Transcript data for document pages:
<<<<

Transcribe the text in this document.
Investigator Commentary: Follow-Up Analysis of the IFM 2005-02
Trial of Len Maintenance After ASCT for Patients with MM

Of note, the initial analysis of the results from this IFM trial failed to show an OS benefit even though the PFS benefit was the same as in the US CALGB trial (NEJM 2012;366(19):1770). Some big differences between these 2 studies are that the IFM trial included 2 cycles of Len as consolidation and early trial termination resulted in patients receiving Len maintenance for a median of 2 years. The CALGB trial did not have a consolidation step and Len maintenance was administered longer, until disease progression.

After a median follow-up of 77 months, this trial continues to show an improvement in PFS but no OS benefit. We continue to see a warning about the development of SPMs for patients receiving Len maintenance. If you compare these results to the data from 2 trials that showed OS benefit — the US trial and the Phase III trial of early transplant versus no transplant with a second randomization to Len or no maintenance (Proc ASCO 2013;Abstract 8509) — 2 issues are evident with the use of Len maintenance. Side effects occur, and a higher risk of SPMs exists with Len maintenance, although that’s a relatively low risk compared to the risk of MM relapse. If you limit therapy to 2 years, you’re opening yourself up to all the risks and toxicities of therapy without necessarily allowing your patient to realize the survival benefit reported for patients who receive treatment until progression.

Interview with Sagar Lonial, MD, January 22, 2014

>>>>
<<<<

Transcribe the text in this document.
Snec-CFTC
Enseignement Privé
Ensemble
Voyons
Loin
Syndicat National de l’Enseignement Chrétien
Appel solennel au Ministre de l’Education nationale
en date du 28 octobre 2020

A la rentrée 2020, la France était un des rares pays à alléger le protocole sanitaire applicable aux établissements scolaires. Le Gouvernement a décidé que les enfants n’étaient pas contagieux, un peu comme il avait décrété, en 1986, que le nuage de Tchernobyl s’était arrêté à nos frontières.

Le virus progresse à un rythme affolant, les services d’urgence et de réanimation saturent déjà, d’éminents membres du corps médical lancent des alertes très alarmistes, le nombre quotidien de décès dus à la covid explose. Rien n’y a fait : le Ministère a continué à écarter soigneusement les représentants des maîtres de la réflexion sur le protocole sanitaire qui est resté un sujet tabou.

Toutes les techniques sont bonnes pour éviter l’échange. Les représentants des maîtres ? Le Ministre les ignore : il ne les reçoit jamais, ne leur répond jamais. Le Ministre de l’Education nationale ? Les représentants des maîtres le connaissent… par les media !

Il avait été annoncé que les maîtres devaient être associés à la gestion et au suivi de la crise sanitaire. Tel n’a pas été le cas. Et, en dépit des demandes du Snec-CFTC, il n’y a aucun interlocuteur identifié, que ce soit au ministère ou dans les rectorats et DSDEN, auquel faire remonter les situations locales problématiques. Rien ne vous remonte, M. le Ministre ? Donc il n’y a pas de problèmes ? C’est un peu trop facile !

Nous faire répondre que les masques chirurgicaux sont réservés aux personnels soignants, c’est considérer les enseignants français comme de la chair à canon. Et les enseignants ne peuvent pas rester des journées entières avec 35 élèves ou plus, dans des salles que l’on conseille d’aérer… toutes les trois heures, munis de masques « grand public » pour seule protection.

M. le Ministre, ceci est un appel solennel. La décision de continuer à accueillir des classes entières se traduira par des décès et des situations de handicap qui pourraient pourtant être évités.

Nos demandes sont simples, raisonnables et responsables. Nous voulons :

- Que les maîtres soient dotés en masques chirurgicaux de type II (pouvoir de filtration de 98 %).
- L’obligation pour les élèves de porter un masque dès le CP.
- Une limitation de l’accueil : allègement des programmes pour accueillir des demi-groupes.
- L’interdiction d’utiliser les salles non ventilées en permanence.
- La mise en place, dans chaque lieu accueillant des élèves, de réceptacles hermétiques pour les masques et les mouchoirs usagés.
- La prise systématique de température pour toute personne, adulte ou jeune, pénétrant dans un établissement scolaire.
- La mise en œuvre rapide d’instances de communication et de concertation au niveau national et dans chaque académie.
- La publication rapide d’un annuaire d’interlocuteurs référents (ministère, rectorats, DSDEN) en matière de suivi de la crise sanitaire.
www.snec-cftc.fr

>>>>

The expected output is each line of the records above that includes the word "avait".

A la rentrée 2020, la France était un des rares pays à alléger le protocole sanitaire applicable aux établissements scolaires. Le Gouvernement a décidé que les enfants n’étaient pas contagieux, un peu comme il avait décrété, en 1986, que le nuage de Tchernobyl s’était arrêté à nos frontières.
Il avait été annoncé que les maîtres devaient être associés à la gestion et au suivi de la crise sanitaire. Tel n’a pas été le cas. Et, en dépit des demandes du Snec-CFTC, il n’y a aucun interlocuteur identifié, que ce soit au ministère ou dans les rectorats et DSDEN, auquel faire remonter les situations locales problématiques. Rien ne vous remonte, M. le Ministre ? Donc il n’y a pas de problèmes ? C’est un peu trop facile !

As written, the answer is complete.